» Written exercise
All lines below must be repeated exactly, with the pictures omitted.
++++++
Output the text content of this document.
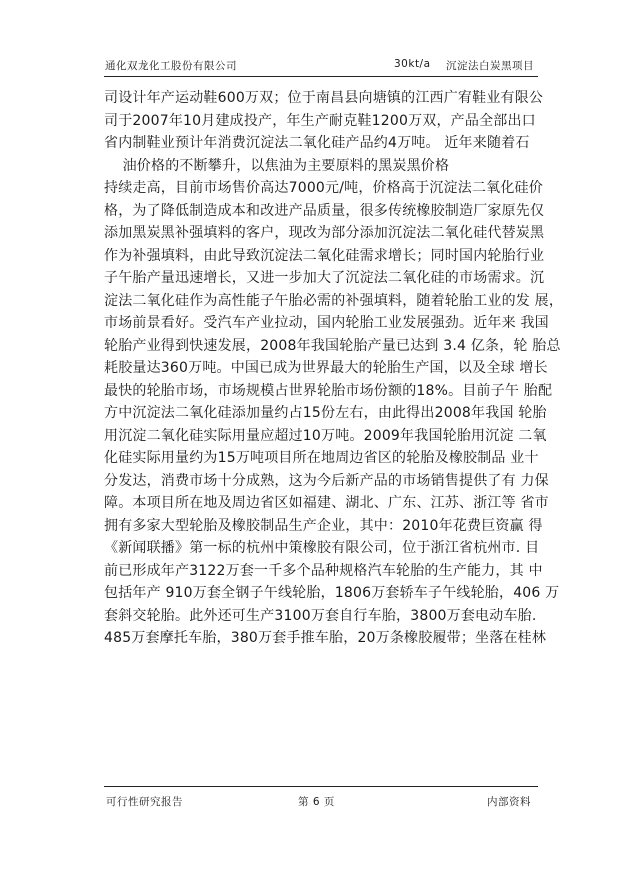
通化双龙化工股份有限公司	30kt/a 沉淀法白炭黑项目
司设计年产运动鞋600万双；位于南昌县向塘镇的江西广宥鞋业有限公
司于2007年10月建成投产，年生产耐克鞋1200万双，产品全部出口
省内制鞋业预计年消费沉淀法二氧化硅产品约4万吨。 近年来随着石
油价格的不断攀升，以焦油为主要原料的黑炭黑价格
持续走高，目前市场售价高达7000元/吨，价格高于沉淀法二氧化硅价
格，为了降低制造成本和改进产品质量，很多传统橡胶制造厂家原先仅
添加黑炭黑补强填料的客户，现改为部分添加沉淀法二氧化硅代替炭黑
作为补强填料，由此导致沉淀法二氧化硅需求增长；同时国内轮胎行业
子午胎产量迅速增长，又进一步加大了沉淀法二氧化硅的市场需求。沉
淀法二氧化硅作为高性能子午胎必需的补强填料，随着轮胎工业的发 展，
市场前景看好。受汽车产业拉动，国内轮胎工业发展强劲。近年来 我国
轮胎产业得到快速发展，2008年我国轮胎产量已达到 3.4 亿条，轮 胎总
耗胶量达360万吨。中国已成为世界最大的轮胎生产国，以及全球 增长
最快的轮胎市场，市场规模占世界轮胎市场份额的18%。目前子午 胎配
方中沉淀法二氧化硅添加量约占15份左右，由此得出2008年我国 轮胎
用沉淀二氧化硅实际用量应超过10万吨。2009年我国轮胎用沉淀 二氧
化硅实际用量约为15万吨项目所在地周边省区的轮胎及橡胶制品 业十
分发达，消费市场十分成熟，这为今后新产品的市场销售提供了有 力保
障。本项目所在地及周边省区如福建、湖北、广东、江苏、浙江等 省市
拥有多家大型轮胎及橡胶制品生产企业，其中：2010年花费巨资赢 得
《新闻联播》第一标的杭州中策橡胶有限公司，位于浙江省杭州市. 目
前已形成年产3122万套一千多个品种规格汽车轮胎的生产能力，其 中
包括年产 910万套全钢子午线轮胎，1806万套轿车子午线轮胎，406 万
套斜交轮胎。此外还可生产3100万套自行车胎，3800万套电动车胎.
485万套摩托车胎，380万套手推车胎，20万条橡胶履带；坐落在桂林
可行性研究报告	第 6 页	内部资料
++++++
» Result for this task
Output the text content of this document.
通化双龙化工股份有限公司	30kt/a 沉淀法白炭黑项目
司设计年产运动鞋600万双；位于南昌县向塘镇的江西广宥鞋业有限公
司于2007年10月建成投产，年生产耐克鞋1200万双，产品全部出口
省内制鞋业预计年消费沉淀法二氧化硅产品约4万吨。 近年来随着石
油价格的不断攀升，以焦油为主要原料的黑炭黑价格
持续走高，目前市场售价高达7000元/吨，价格高于沉淀法二氧化硅价
格，为了降低制造成本和改进产品质量，很多传统橡胶制造厂家原先仅
添加黑炭黑补强填料的客户，现改为部分添加沉淀法二氧化硅代替炭黑
作为补强填料，由此导致沉淀法二氧化硅需求增长；同时国内轮胎行业
子午胎产量迅速增长，又进一步加大了沉淀法二氧化硅的市场需求。沉
淀法二氧化硅作为高性能子午胎必需的补强填料，随着轮胎工业的发 展，
市场前景看好。受汽车产业拉动，国内轮胎工业发展强劲。近年来 我国
轮胎产业得到快速发展，2008年我国轮胎产量已达到 3.4 亿条，轮 胎总
耗胶量达360万吨。中国已成为世界最大的轮胎生产国，以及全球 增长
最快的轮胎市场，市场规模占世界轮胎市场份额的18%。目前子午 胎配
方中沉淀法二氧化硅添加量约占15份左右，由此得出2008年我国 轮胎
用沉淀二氧化硅实际用量应超过10万吨。2009年我国轮胎用沉淀 二氧
化硅实际用量约为15万吨项目所在地周边省区的轮胎及橡胶制品 业十
分发达，消费市场十分成熟，这为今后新产品的市场销售提供了有 力保
障。本项目所在地及周边省区如福建、湖北、广东、江苏、浙江等 省市
拥有多家大型轮胎及橡胶制品生产企业，其中：2010年花费巨资赢 得
《新闻联播》第一标的杭州中策橡胶有限公司，位于浙江省杭州市. 目
前已形成年产3122万套一千多个品种规格汽车轮胎的生产能力，其 中
包括年产 910万套全钢子午线轮胎，1806万套轿车子午线轮胎，406 万
套斜交轮胎。此外还可生产3100万套自行车胎，3800万套电动车胎.
485万套摩托车胎，380万套手推车胎，20万条橡胶履带；坐落在桂林
可行性研究报告	第 6 页	内部资料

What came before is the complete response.